* [YOUR OBJECTIVE] Write down every entry below once more, exactly.

[Collected data entries]
++++++++

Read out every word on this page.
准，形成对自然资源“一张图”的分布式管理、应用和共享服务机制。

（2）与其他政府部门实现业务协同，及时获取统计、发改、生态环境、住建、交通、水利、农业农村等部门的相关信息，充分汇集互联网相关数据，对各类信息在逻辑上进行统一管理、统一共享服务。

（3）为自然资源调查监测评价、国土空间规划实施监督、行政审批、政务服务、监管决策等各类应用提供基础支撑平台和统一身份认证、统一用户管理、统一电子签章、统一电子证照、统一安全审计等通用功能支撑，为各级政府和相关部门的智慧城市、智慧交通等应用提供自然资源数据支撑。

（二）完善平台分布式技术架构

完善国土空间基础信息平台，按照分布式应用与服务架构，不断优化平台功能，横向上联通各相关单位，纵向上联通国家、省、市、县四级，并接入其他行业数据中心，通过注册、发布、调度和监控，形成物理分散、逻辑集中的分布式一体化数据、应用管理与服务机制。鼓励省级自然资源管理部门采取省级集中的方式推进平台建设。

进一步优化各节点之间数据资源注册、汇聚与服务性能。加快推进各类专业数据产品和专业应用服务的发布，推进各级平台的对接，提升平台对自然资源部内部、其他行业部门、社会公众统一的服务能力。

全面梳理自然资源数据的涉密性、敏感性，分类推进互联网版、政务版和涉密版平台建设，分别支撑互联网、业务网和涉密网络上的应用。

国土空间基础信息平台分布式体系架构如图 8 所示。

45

++++++++

* [OUTPUT FOR THIS TASK]
Read out every word on this page.
准，形成对自然资源“一张图”的分布式管理、应用和共享服务机制。

（2）与其他政府部门实现业务协同，及时获取统计、发改、生态环境、住建、交通、水利、农业农村等部门的相关信息，充分汇集互联网相关数据，对各类信息在逻辑上进行统一管理、统一共享服务。

（3）为自然资源调查监测评价、国土空间规划实施监督、行政审批、政务服务、监管决策等各类应用提供基础支撑平台和统一身份认证、统一用户管理、统一电子签章、统一电子证照、统一安全审计等通用功能支撑，为各级政府和相关部门的智慧城市、智慧交通等应用提供自然资源数据支撑。

（二）完善平台分布式技术架构

完善国土空间基础信息平台，按照分布式应用与服务架构，不断优化平台功能，横向上联通各相关单位，纵向上联通国家、省、市、县四级，并接入其他行业数据中心，通过注册、发布、调度和监控，形成物理分散、逻辑集中的分布式一体化数据、应用管理与服务机制。鼓励省级自然资源管理部门采取省级集中的方式推进平台建设。

进一步优化各节点之间数据资源注册、汇聚与服务性能。加快推进各类专业数据产品和专业应用服务的发布，推进各级平台的对接，提升平台对自然资源部内部、其他行业部门、社会公众统一的服务能力。

全面梳理自然资源数据的涉密性、敏感性，分类推进互联网版、政务版和涉密版平台建设，分别支撑互联网、业务网和涉密网络上的应用。

国土空间基础信息平台分布式体系架构如图 8 所示。

45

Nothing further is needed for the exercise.